Exercise brief: Your task is to repeat the records exactly from the line containing "Output the text content of this document." onward, through the final line.

Saved data entries:

--

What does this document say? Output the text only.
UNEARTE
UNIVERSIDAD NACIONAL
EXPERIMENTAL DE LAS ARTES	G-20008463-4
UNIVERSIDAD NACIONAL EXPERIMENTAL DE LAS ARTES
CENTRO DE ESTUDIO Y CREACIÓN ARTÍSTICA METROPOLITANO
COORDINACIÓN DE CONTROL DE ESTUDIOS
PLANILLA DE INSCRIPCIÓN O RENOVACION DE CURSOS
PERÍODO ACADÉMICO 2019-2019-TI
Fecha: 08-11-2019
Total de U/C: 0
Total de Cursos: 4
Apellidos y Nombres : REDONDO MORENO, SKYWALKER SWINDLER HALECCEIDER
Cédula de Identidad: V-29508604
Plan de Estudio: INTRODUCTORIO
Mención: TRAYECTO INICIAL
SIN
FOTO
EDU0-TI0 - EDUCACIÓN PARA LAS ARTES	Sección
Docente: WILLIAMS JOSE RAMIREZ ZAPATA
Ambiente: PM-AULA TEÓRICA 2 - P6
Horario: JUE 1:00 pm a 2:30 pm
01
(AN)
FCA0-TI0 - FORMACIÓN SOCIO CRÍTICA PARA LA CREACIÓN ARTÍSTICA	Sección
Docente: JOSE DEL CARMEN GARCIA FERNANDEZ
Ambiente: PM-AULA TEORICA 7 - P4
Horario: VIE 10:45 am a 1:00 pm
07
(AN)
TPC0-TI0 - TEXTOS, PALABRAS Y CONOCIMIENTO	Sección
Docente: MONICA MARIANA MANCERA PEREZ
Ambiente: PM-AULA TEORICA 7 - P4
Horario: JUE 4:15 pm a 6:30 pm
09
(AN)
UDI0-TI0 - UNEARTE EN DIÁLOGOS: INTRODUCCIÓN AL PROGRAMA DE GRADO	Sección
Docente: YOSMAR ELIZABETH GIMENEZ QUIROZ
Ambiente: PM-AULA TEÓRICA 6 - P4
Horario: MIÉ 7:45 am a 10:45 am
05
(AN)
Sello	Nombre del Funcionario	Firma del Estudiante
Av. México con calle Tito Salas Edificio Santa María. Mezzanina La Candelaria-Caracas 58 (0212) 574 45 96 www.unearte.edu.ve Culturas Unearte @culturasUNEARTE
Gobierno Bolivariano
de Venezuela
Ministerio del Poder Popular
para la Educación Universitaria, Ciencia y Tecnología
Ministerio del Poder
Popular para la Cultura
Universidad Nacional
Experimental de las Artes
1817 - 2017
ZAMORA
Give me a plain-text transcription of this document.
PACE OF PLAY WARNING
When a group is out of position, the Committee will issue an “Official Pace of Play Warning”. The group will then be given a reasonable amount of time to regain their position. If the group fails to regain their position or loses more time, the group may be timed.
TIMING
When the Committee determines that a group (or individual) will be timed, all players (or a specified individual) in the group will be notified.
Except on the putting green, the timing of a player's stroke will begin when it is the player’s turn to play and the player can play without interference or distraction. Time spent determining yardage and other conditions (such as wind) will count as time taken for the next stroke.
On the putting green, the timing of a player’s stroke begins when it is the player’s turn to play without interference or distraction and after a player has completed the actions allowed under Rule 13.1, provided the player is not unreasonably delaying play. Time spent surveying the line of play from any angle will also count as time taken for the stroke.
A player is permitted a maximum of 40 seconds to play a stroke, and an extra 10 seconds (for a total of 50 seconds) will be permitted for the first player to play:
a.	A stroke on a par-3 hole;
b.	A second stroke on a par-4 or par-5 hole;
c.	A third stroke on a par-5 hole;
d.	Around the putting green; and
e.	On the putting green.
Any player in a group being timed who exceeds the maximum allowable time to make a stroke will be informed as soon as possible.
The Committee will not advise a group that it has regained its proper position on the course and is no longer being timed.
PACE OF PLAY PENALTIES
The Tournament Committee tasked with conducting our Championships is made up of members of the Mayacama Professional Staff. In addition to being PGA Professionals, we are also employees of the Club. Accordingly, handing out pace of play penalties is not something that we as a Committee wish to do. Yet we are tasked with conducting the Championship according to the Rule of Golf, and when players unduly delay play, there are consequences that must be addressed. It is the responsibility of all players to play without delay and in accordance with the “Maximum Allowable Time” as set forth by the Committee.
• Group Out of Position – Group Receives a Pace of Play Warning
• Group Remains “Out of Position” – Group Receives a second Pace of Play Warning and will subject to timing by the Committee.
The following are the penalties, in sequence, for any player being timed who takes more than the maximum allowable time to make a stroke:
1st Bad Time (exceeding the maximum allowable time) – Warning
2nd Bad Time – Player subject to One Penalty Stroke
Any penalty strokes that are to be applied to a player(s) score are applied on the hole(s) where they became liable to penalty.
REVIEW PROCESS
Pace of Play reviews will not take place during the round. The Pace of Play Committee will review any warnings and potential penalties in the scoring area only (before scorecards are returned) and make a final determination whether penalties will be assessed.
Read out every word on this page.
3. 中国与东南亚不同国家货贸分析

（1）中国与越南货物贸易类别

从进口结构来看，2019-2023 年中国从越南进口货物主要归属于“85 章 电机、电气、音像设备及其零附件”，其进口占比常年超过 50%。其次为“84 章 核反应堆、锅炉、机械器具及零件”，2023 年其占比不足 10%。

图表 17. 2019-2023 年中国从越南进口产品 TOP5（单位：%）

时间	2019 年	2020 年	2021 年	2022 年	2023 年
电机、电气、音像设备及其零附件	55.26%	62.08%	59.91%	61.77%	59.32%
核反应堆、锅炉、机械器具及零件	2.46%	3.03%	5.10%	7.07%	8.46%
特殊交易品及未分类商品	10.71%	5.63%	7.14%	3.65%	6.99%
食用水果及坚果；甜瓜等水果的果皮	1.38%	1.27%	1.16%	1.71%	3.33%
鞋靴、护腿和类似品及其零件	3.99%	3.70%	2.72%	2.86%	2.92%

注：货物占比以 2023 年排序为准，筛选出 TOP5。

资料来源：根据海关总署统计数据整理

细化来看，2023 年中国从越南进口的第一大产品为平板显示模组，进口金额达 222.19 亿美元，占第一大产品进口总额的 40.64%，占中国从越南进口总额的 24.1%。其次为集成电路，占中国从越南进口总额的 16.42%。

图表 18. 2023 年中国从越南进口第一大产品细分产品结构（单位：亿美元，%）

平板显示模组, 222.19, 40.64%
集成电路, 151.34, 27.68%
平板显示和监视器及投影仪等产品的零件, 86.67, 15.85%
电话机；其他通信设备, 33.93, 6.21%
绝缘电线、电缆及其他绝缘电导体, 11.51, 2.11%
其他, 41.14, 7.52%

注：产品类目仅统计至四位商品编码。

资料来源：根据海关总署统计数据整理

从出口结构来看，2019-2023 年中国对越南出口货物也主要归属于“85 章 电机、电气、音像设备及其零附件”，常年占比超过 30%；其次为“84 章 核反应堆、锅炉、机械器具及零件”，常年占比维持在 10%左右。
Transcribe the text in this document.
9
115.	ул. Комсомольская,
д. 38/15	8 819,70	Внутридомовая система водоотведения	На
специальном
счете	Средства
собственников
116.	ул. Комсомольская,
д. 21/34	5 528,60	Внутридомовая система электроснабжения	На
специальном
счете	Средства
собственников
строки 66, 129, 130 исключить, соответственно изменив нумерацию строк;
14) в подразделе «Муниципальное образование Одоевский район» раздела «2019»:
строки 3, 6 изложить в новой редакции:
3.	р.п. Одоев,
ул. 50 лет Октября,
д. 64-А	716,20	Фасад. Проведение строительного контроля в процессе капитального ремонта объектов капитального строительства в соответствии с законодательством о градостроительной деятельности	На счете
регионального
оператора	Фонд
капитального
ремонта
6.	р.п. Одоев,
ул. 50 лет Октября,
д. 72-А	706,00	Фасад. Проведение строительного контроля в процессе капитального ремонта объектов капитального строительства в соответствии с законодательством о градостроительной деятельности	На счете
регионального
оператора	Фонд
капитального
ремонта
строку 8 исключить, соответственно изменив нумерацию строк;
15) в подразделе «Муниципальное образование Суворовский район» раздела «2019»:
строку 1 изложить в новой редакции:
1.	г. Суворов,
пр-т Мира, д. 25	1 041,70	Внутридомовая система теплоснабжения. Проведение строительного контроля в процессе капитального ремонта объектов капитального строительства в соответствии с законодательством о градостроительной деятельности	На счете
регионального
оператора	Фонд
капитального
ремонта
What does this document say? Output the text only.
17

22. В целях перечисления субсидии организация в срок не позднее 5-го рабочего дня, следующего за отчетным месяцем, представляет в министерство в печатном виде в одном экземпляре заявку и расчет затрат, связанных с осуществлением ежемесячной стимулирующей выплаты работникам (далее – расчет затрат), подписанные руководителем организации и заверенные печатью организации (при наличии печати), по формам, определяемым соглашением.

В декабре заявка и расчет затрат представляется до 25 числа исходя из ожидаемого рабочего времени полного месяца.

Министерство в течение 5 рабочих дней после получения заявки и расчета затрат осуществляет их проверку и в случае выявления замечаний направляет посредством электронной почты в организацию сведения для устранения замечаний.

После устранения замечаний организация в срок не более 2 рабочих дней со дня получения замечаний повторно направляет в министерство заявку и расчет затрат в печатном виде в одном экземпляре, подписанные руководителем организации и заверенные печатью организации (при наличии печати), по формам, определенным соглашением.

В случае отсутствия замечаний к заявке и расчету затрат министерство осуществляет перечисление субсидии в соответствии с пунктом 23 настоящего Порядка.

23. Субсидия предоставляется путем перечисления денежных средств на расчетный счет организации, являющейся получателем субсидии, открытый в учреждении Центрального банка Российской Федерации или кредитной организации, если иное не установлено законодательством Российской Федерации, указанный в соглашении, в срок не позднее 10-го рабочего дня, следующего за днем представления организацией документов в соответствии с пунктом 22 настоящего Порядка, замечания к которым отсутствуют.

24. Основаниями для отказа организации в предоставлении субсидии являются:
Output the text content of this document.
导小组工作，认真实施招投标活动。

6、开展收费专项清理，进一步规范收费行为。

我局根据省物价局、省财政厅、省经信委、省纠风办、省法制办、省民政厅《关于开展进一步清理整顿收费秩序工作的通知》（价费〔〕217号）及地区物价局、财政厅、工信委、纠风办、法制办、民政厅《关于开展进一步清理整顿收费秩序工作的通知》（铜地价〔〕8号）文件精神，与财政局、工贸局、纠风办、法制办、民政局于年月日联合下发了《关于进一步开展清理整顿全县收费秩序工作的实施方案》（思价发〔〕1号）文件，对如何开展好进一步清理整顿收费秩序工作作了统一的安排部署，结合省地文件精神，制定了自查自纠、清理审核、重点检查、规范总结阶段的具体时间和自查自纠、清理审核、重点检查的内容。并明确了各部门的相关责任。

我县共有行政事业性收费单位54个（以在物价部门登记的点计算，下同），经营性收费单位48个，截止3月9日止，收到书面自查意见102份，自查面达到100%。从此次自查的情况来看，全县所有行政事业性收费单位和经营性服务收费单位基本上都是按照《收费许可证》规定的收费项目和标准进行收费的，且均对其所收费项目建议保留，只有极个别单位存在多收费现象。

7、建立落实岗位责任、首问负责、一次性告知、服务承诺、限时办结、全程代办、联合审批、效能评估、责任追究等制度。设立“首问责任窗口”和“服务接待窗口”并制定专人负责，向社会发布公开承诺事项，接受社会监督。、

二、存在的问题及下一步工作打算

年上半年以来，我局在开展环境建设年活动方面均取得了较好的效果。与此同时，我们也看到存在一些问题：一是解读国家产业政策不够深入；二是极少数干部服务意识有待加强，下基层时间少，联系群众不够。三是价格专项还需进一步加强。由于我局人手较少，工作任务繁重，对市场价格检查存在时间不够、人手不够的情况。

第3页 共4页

--

Solution:
Output the text content of this document.
导小组工作，认真实施招投标活动。

6、开展收费专项清理，进一步规范收费行为。

我局根据省物价局、省财政厅、省经信委、省纠风办、省法制办、省民政厅《关于开展进一步清理整顿收费秩序工作的通知》（价费〔〕217号）及地区物价局、财政厅、工信委、纠风办、法制办、民政厅《关于开展进一步清理整顿收费秩序工作的通知》（铜地价〔〕8号）文件精神，与财政局、工贸局、纠风办、法制办、民政局于年月日联合下发了《关于进一步开展清理整顿全县收费秩序工作的实施方案》（思价发〔〕1号）文件，对如何开展好进一步清理整顿收费秩序工作作了统一的安排部署，结合省地文件精神，制定了自查自纠、清理审核、重点检查、规范总结阶段的具体时间和自查自纠、清理审核、重点检查的内容。并明确了各部门的相关责任。

我县共有行政事业性收费单位54个（以在物价部门登记的点计算，下同），经营性收费单位48个，截止3月9日止，收到书面自查意见102份，自查面达到100%。从此次自查的情况来看，全县所有行政事业性收费单位和经营性服务收费单位基本上都是按照《收费许可证》规定的收费项目和标准进行收费的，且均对其所收费项目建议保留，只有极个别单位存在多收费现象。

7、建立落实岗位责任、首问负责、一次性告知、服务承诺、限时办结、全程代办、联合审批、效能评估、责任追究等制度。设立“首问责任窗口”和“服务接待窗口”并制定专人负责，向社会发布公开承诺事项，接受社会监督。、

二、存在的问题及下一步工作打算

年上半年以来，我局在开展环境建设年活动方面均取得了较好的效果。与此同时，我们也看到存在一些问题：一是解读国家产业政策不够深入；二是极少数干部服务意识有待加强，下基层时间少，联系群众不够。三是价格专项还需进一步加强。由于我局人手较少，工作任务繁重，对市场价格检查存在时间不够、人手不够的情况。

第3页 共4页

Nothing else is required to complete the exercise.